Task brief: From the entries below, please gather each line containing the string "with".

Start of Rows

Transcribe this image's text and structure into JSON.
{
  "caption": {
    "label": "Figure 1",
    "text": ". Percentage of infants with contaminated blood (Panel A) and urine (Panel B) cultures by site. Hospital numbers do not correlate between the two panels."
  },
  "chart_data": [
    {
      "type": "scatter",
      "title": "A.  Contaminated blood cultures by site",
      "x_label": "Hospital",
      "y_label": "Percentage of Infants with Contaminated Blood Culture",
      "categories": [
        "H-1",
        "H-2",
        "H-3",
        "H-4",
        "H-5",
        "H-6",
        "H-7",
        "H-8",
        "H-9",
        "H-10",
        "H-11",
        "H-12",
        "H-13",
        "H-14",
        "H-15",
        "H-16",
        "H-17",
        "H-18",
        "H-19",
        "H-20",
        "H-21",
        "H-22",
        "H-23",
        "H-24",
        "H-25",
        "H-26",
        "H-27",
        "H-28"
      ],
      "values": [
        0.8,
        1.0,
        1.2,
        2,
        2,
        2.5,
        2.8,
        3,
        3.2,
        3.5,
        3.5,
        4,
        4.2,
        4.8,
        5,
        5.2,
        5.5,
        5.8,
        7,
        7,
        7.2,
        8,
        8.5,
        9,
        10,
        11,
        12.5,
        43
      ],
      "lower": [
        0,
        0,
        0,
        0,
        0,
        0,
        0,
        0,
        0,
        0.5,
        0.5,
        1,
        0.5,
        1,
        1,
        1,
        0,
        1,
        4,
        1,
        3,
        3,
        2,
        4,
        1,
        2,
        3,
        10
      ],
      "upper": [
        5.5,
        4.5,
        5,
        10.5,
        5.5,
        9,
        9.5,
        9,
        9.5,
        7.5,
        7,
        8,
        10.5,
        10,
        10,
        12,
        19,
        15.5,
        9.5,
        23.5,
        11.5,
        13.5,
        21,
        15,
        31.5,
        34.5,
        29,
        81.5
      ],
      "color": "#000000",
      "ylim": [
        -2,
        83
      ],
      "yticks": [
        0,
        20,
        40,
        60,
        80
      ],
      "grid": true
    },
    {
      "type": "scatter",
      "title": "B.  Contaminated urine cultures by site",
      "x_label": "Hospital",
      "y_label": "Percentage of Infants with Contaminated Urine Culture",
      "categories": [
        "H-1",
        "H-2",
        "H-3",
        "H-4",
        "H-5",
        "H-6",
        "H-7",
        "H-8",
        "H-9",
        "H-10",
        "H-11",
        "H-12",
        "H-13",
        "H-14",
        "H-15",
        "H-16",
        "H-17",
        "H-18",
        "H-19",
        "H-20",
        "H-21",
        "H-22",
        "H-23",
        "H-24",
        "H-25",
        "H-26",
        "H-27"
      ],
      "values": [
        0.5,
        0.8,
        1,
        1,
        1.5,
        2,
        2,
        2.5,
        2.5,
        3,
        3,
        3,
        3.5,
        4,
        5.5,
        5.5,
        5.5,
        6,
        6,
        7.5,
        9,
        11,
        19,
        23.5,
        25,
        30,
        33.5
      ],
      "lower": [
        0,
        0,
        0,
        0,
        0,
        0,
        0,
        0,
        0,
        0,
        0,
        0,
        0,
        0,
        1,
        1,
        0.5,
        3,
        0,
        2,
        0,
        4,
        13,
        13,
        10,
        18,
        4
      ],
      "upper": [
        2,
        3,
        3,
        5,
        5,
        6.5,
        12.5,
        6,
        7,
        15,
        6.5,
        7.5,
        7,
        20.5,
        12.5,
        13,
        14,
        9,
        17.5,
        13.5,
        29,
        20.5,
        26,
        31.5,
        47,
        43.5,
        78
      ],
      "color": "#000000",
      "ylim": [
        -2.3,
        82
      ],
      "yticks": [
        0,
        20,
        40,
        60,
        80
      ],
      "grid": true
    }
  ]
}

End of Rows

Solution to this problem:
    "text": ". Percentage of infants with contaminated blood (Panel A) and urine (Panel B) cultures by site. Hospital numbers do not correlate between the two panels."
      "y_label": "Percentage of Infants with Contaminated Blood Culture",
      "y_label": "Percentage of Infants with Contaminated Urine Culture",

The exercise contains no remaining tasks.